→ What is being asked
Pull out every line in the data that has the string "Skype" in it.

++++ Stored rows ++++

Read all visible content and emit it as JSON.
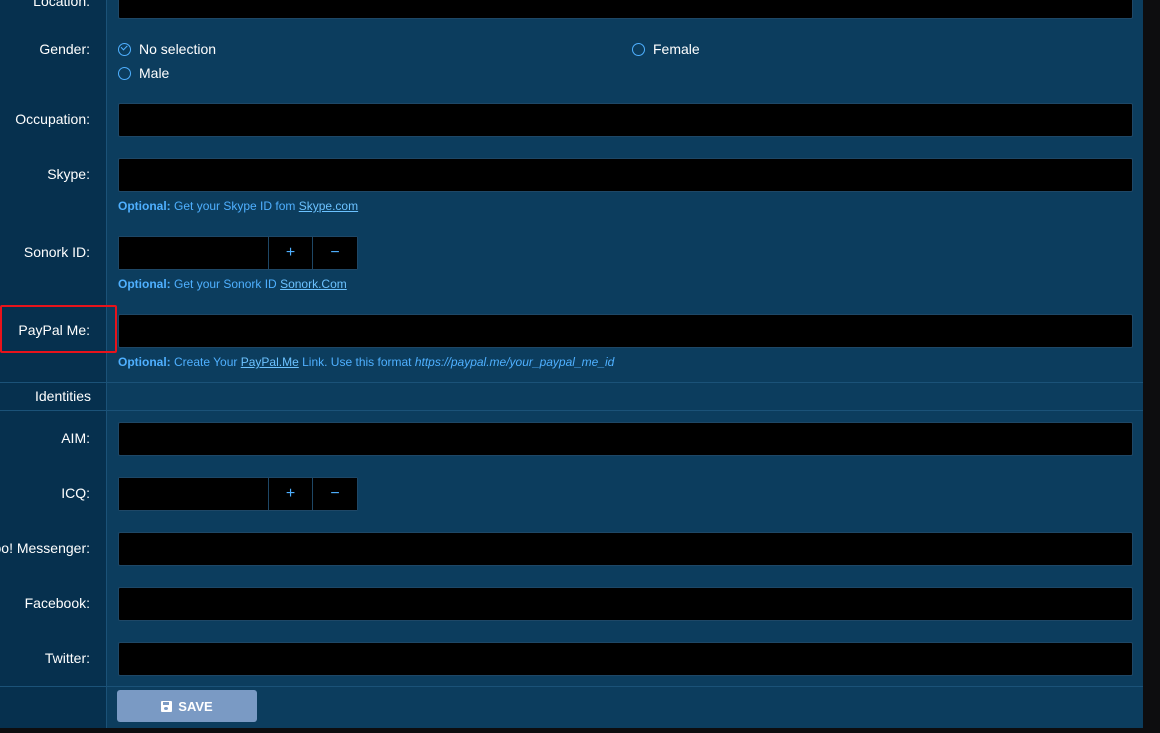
{
  "fields": {
    "location_label": "Location:",
    "gender_label": "Gender:",
    "occupation_label": "Occupation:",
    "skype_label": "Skype:",
    "sonork_label": "Sonork ID:",
    "paypal_label": "PayPal Me:",
    "aim_label": "AIM:",
    "icq_label": "ICQ:",
    "yahoo_label": "ahoo! Messenger:",
    "facebook_label": "Facebook:",
    "twitter_label": "Twitter:"
  },
  "gender": {
    "options": [
      "No selection",
      "Female",
      "Male"
    ],
    "selected": "No selection"
  },
  "hints": {
    "optional": "Optional:",
    "skype_text": "Get your Skype ID fom",
    "skype_link": "Skype.com",
    "sonork_text": "Get your Sonork ID",
    "sonork_link": "Sonork.Com",
    "paypal_text1": "Create Your",
    "paypal_link": "PayPal.Me",
    "paypal_text2": "Link. Use this format",
    "paypal_format": "https://paypal.me/your_paypal_me_id"
  },
  "spinner": {
    "plus": "+",
    "minus": "−"
  },
  "section": {
    "identities": "Identities"
  },
  "actions": {
    "save_label": "SAVE"
  },
  "colors": {
    "accent": "#4fb0ff",
    "highlight": "#e8131b",
    "panel": "#0c3d5e",
    "input_bg": "#000000"
  }
}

++++

→ Finished exercise
    "skype_label": "Skype:",
    "skype_text": "Get your Skype ID fom",
    "skype_link": "Skype.com",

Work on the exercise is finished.